(Records from a collection of figures):
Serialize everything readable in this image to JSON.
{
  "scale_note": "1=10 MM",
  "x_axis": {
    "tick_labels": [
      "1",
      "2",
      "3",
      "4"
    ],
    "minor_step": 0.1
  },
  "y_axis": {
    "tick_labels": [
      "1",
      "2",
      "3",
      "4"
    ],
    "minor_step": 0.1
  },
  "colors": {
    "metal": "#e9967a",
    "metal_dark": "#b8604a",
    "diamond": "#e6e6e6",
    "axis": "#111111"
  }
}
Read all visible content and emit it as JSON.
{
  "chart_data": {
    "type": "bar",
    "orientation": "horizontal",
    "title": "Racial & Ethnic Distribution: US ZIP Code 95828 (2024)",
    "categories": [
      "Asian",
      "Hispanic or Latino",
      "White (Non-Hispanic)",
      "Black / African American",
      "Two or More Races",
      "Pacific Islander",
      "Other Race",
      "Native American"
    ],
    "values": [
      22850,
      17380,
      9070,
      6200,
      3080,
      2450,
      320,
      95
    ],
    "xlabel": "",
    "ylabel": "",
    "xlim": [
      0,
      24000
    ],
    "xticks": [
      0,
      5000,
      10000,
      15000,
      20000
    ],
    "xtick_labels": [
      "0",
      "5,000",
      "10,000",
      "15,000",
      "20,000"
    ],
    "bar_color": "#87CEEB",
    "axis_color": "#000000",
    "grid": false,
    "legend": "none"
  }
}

(Task directions): Gather all lines from the records above in which "JSON" appears.

(Completed task):
Serialize everything readable in this image to JSON.
Read all visible content and emit it as JSON.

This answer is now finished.